DIRECTIVE: Locate each line with the string "Robot" in the listing below and copy it.
⁂
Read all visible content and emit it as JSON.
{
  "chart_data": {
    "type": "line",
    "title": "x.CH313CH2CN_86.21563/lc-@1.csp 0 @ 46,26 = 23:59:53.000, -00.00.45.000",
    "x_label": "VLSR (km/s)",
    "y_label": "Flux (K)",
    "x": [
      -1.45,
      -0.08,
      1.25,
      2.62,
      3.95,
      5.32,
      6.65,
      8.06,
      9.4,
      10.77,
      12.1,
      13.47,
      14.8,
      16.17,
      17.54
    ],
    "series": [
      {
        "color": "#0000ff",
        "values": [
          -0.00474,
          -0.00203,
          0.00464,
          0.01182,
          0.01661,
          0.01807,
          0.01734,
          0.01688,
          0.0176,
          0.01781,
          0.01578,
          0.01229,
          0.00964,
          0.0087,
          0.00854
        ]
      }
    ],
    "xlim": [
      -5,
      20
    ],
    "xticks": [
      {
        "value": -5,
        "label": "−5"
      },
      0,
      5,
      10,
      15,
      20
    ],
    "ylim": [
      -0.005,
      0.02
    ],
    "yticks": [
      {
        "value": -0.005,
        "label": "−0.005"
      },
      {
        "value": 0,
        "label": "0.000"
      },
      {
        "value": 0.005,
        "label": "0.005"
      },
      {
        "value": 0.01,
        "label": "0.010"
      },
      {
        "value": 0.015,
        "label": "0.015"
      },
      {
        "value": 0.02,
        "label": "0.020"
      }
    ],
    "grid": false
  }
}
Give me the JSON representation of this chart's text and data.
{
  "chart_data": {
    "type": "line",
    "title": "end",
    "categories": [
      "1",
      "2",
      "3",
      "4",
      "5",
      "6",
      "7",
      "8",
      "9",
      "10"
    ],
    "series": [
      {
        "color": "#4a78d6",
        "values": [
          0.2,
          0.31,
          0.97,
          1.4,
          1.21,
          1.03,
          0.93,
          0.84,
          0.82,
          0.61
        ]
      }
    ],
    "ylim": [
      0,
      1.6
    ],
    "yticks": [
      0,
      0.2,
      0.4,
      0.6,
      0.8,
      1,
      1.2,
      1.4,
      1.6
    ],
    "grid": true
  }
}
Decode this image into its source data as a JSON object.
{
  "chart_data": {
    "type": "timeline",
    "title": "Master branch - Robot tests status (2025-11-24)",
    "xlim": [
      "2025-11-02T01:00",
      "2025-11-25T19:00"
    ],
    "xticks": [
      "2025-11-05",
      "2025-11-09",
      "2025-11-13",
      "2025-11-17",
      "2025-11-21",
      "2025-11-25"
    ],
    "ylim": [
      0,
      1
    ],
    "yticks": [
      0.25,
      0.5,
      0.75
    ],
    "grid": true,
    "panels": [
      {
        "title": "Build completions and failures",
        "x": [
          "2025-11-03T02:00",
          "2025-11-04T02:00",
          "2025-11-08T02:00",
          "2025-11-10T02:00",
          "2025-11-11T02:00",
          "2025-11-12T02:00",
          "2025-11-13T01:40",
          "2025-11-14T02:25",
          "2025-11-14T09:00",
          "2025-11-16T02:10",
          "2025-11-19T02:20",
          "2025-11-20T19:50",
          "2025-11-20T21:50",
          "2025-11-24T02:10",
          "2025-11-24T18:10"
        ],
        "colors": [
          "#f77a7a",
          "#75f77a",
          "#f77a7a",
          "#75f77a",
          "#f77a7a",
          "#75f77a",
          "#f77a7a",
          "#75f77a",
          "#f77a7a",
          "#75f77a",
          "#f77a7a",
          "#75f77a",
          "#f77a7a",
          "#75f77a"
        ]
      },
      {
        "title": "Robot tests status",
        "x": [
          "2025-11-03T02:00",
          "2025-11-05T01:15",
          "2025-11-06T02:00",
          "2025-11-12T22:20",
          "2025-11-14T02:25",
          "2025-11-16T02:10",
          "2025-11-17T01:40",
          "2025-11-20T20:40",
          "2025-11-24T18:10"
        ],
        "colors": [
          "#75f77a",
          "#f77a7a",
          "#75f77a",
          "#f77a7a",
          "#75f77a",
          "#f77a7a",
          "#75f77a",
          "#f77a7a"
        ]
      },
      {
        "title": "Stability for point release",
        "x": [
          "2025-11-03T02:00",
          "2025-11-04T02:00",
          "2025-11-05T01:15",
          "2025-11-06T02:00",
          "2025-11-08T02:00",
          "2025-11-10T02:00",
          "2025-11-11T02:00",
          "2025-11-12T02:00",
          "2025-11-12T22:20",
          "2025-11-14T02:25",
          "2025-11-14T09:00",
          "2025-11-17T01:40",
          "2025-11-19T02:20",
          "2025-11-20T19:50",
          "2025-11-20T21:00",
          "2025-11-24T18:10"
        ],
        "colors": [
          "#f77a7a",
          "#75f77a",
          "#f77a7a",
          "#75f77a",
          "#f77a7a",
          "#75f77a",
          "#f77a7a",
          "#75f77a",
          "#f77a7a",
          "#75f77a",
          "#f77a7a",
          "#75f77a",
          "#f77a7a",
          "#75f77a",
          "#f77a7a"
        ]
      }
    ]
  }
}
⁂
WRITTEN RESPONSE:
    "title": "Master branch - Robot tests status (2025-11-24)",
        "title": "Robot tests status",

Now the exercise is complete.